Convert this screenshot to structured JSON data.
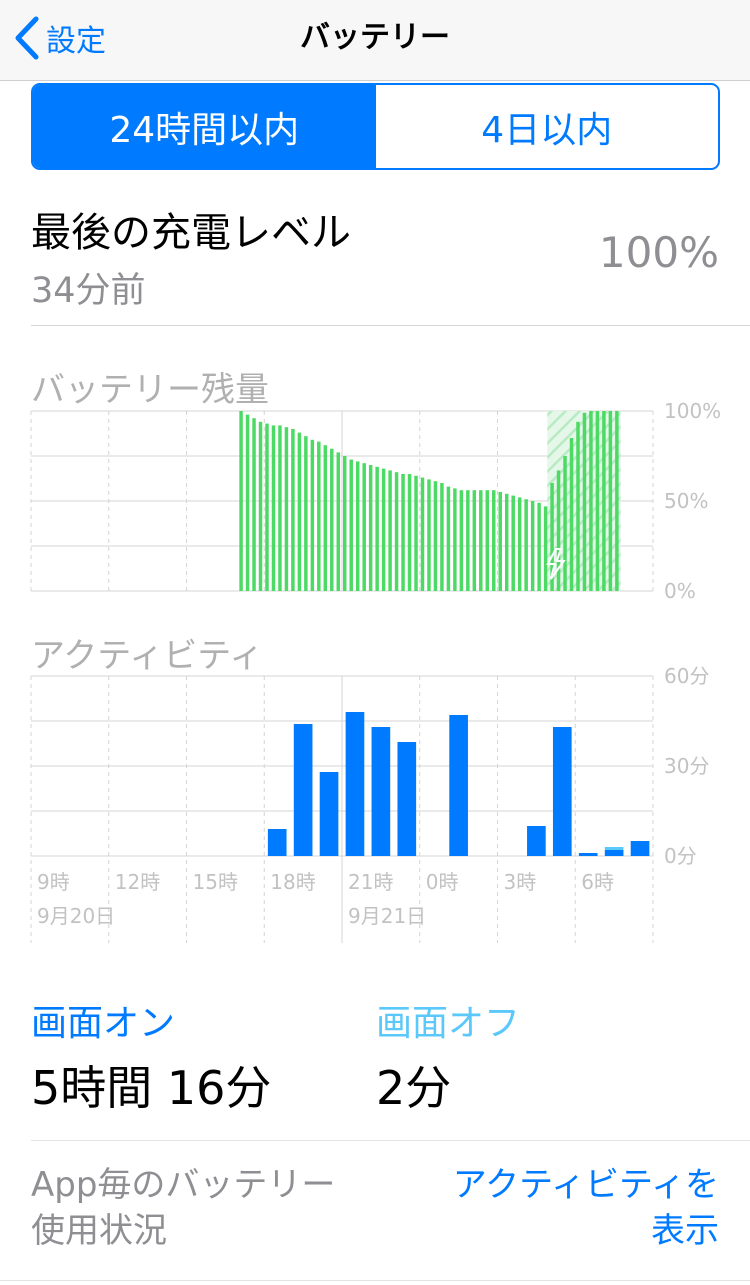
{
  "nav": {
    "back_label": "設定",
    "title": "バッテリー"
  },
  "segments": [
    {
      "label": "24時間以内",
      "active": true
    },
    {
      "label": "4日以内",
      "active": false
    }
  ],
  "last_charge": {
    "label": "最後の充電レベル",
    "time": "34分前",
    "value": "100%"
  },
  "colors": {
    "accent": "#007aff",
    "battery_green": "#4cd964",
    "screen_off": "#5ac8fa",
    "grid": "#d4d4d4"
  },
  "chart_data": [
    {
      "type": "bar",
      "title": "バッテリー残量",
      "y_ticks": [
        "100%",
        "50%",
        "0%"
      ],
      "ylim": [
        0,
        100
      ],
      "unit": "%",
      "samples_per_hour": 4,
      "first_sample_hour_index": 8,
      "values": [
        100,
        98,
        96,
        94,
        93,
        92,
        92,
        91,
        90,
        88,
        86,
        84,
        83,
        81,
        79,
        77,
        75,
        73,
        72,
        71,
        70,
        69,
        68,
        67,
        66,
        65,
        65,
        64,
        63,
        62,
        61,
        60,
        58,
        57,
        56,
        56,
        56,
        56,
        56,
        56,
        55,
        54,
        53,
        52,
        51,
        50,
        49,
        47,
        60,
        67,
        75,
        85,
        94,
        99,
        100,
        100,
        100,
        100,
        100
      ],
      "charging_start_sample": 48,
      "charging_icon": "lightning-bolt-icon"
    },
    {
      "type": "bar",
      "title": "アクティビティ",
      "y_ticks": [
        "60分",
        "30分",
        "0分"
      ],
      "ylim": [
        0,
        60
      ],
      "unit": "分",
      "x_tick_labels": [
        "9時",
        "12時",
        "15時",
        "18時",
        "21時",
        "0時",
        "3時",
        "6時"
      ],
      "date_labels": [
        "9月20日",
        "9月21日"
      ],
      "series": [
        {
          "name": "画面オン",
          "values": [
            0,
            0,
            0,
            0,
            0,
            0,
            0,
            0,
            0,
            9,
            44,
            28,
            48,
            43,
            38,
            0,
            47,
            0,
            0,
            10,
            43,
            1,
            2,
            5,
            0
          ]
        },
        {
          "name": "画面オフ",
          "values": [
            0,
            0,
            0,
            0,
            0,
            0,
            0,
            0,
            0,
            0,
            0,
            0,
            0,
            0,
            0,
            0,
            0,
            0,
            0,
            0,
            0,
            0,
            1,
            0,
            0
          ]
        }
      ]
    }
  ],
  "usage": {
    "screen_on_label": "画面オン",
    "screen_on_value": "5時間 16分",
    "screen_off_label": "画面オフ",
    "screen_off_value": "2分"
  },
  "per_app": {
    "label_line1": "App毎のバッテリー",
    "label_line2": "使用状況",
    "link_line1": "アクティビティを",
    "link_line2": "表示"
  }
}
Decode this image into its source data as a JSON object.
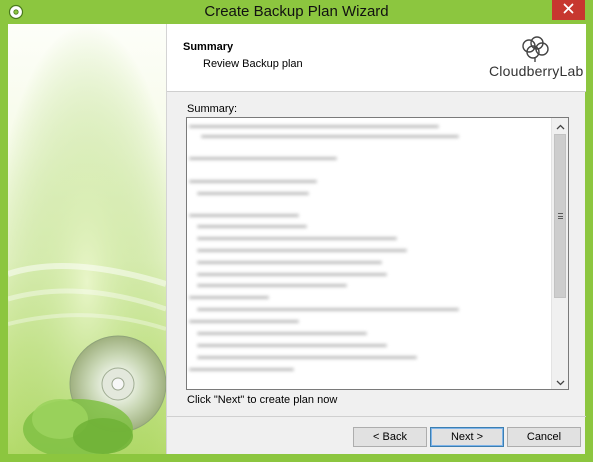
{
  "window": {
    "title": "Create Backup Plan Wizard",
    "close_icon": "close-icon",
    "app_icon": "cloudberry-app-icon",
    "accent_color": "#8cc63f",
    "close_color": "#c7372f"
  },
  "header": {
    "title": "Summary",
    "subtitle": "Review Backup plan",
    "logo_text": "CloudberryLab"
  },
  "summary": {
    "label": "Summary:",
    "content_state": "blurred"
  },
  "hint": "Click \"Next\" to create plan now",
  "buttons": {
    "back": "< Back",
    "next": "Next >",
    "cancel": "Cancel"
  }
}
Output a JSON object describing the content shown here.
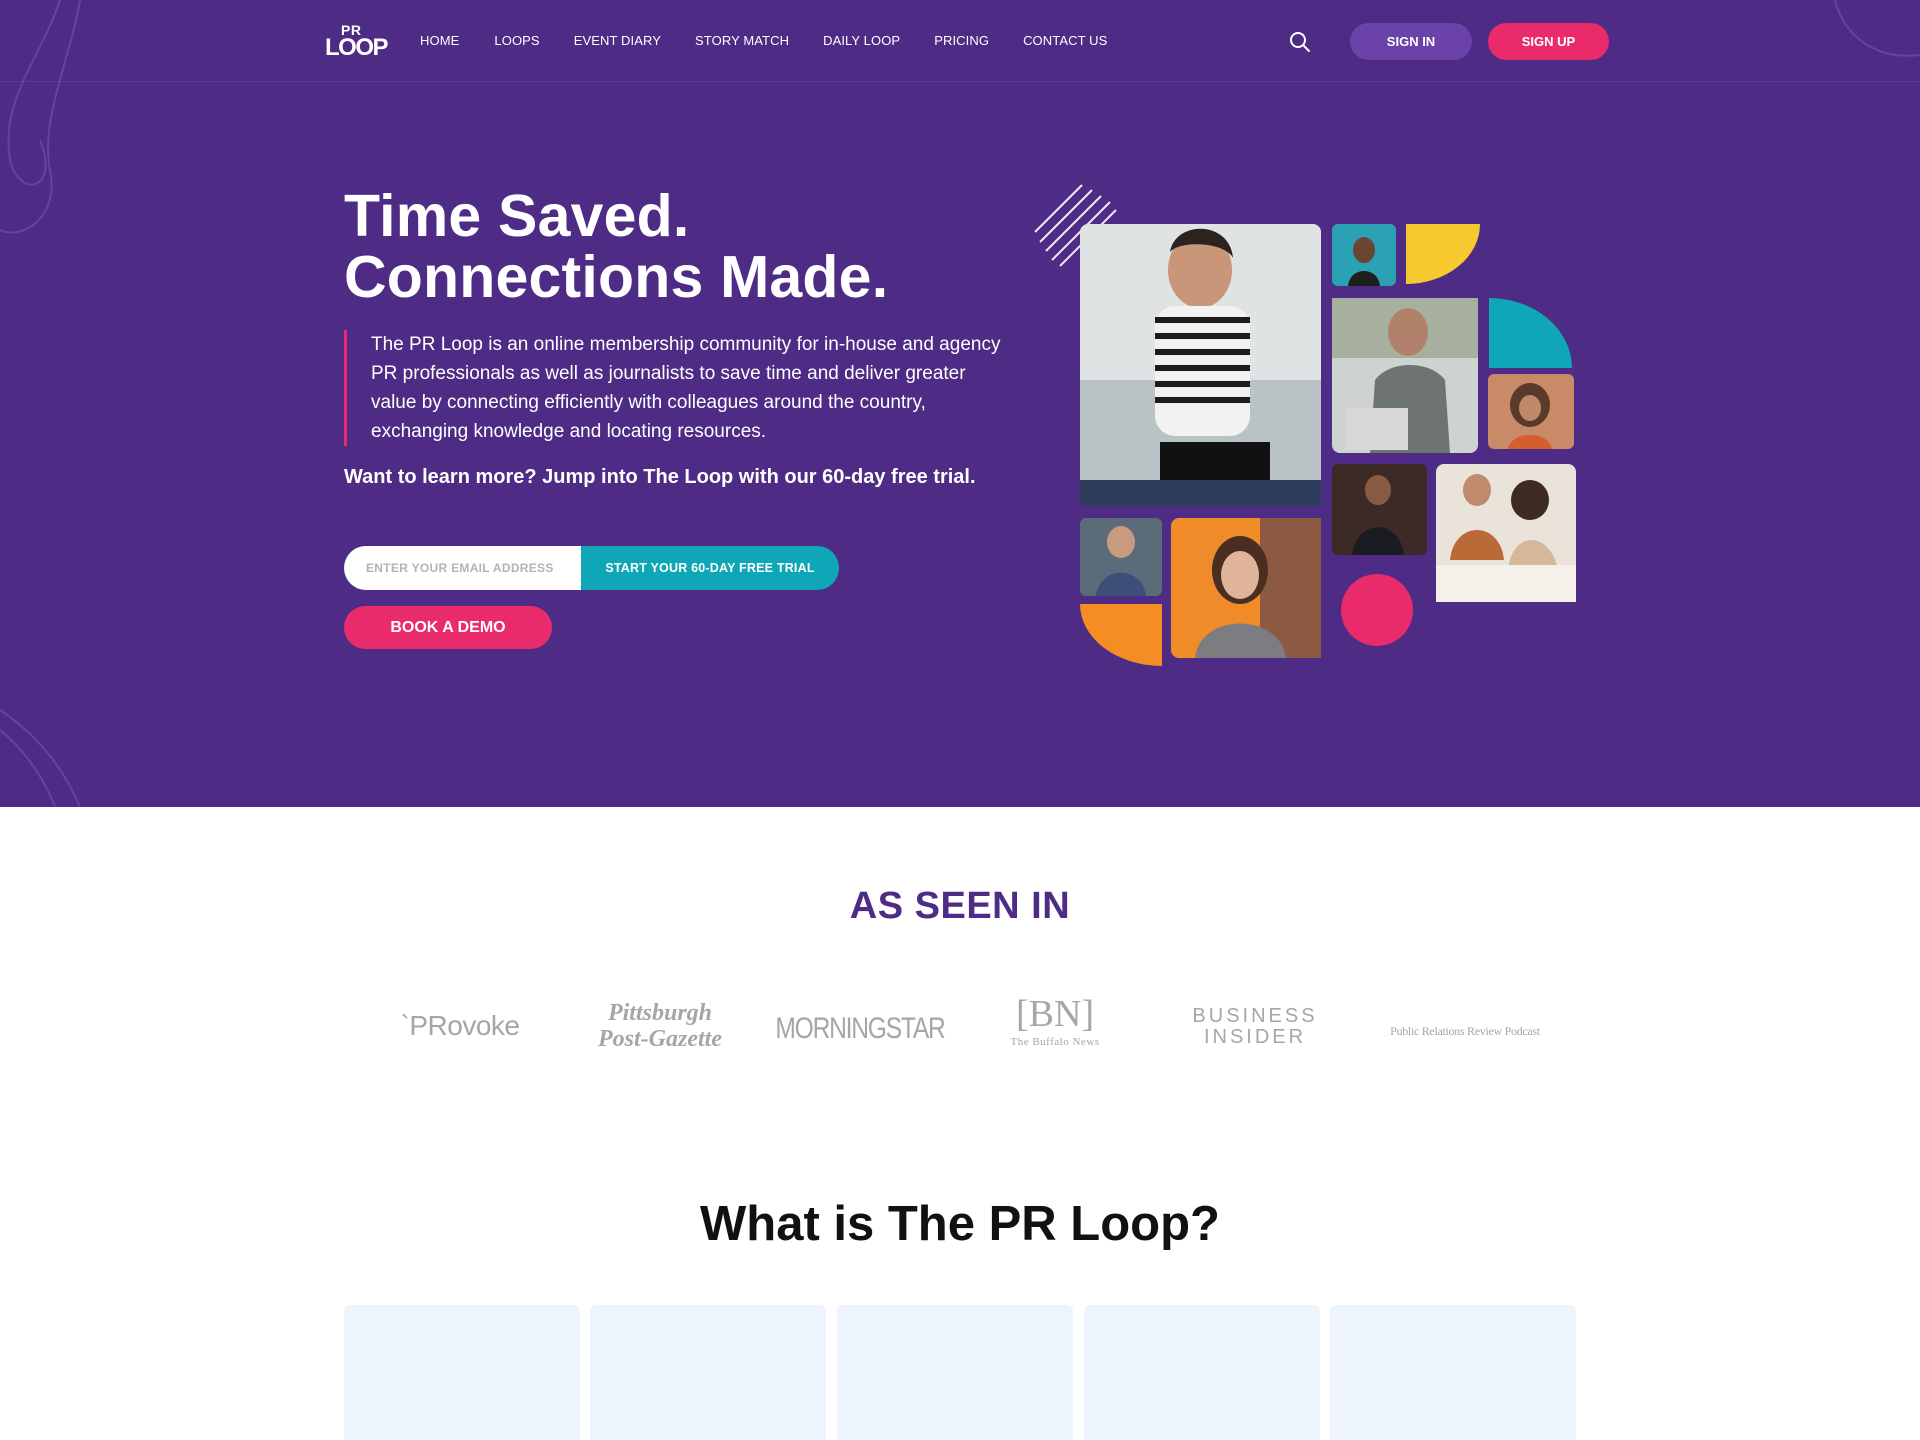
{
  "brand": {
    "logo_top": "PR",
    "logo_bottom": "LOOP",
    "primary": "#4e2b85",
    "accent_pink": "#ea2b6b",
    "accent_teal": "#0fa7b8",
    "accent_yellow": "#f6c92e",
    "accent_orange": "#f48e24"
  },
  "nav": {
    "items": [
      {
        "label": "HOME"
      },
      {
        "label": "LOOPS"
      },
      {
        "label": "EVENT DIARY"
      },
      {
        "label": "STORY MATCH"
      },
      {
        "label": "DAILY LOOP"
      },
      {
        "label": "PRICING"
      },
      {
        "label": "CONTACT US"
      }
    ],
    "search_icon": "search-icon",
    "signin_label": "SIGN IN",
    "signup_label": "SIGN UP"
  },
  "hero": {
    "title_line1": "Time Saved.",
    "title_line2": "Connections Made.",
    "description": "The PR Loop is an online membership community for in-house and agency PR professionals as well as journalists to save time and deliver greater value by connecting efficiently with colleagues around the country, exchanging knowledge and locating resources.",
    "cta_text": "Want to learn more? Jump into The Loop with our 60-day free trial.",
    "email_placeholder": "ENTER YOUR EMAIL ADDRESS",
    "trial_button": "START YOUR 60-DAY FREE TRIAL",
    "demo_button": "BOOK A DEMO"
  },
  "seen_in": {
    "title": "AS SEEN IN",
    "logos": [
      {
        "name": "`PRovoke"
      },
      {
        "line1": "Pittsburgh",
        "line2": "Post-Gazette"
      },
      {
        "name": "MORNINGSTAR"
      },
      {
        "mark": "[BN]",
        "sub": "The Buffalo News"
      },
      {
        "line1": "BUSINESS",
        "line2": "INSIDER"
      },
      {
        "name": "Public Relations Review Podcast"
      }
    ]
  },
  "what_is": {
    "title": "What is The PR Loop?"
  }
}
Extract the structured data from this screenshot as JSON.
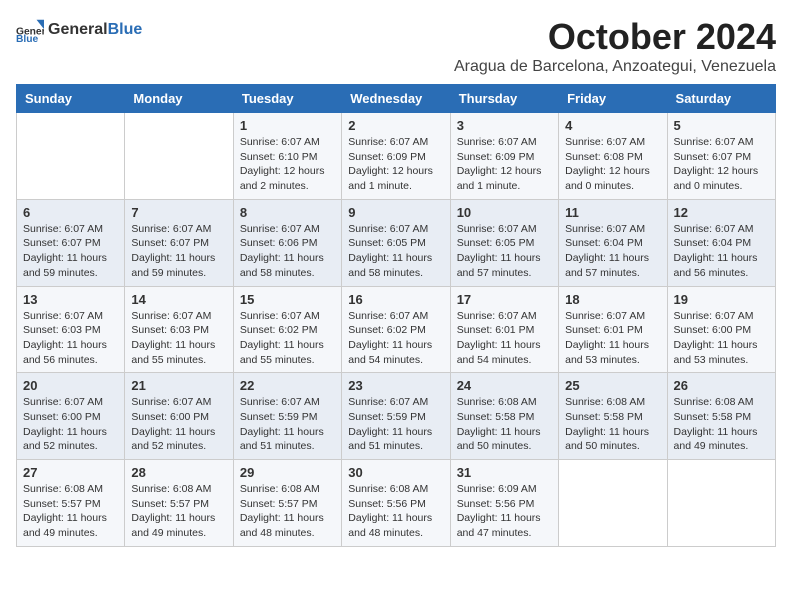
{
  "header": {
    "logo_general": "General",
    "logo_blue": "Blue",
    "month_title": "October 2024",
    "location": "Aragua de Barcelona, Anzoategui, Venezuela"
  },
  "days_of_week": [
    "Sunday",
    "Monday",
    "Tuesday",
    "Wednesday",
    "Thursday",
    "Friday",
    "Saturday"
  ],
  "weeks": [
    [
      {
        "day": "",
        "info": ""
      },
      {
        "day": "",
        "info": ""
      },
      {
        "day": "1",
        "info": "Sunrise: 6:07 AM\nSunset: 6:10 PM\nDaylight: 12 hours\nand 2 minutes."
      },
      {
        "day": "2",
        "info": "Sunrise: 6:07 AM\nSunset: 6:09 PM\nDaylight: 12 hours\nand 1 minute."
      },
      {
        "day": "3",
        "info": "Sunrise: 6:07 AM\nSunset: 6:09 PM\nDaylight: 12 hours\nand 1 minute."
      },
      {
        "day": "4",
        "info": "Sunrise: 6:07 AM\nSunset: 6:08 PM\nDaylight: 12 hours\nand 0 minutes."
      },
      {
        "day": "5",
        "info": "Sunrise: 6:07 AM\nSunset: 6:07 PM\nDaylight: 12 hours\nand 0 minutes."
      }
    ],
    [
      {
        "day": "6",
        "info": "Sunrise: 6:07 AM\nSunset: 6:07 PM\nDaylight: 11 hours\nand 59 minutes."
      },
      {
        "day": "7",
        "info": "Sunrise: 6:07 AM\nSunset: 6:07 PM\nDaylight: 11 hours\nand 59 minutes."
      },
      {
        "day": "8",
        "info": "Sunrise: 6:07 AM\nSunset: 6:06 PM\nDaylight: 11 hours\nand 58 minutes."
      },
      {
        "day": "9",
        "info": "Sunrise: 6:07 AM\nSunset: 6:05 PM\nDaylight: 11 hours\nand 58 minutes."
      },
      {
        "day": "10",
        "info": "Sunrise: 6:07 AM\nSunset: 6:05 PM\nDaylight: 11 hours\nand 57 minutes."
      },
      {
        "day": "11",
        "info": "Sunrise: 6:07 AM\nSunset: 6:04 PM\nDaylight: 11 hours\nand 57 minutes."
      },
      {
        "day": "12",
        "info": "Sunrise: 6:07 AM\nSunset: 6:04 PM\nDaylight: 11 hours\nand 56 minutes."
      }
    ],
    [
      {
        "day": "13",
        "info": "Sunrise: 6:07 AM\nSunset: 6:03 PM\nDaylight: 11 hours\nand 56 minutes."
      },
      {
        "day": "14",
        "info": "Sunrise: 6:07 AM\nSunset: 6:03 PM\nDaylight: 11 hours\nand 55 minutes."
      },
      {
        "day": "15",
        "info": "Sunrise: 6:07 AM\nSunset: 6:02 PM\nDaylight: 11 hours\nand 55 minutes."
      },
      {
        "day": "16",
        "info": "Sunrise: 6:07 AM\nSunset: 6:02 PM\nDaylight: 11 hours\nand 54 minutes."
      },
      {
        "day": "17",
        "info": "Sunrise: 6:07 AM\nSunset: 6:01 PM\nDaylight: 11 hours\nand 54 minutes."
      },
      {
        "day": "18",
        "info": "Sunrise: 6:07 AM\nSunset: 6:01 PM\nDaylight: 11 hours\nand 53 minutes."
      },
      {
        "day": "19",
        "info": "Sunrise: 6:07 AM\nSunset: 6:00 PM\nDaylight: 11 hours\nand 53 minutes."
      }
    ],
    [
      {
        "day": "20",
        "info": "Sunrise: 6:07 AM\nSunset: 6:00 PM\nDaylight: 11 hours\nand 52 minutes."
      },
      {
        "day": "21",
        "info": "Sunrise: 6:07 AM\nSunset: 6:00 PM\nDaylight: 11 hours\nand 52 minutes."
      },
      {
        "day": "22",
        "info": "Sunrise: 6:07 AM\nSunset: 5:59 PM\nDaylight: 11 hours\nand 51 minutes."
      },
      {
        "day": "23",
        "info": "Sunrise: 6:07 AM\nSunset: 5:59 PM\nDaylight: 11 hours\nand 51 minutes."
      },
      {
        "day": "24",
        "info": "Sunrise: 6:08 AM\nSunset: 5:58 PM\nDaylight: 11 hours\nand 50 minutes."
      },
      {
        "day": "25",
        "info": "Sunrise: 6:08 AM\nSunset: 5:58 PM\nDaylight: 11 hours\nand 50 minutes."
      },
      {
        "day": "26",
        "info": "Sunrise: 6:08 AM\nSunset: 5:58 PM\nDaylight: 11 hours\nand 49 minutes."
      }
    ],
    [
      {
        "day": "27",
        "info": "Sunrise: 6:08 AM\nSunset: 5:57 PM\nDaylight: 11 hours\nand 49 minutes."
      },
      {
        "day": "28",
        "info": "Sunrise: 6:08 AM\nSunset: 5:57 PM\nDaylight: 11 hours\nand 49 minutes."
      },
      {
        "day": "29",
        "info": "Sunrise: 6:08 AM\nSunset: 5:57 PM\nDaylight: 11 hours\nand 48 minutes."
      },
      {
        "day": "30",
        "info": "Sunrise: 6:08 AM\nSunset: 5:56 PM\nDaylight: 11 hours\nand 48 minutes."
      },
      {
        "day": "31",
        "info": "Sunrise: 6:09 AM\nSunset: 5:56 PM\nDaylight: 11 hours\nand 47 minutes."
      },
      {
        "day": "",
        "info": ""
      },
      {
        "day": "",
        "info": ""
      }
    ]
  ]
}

━━━━━━━━━━

▸ YOUR GOAL: Report the number of lines above that contain the word "icon", and only that number.

▸ EXPECTED ANSWER: 4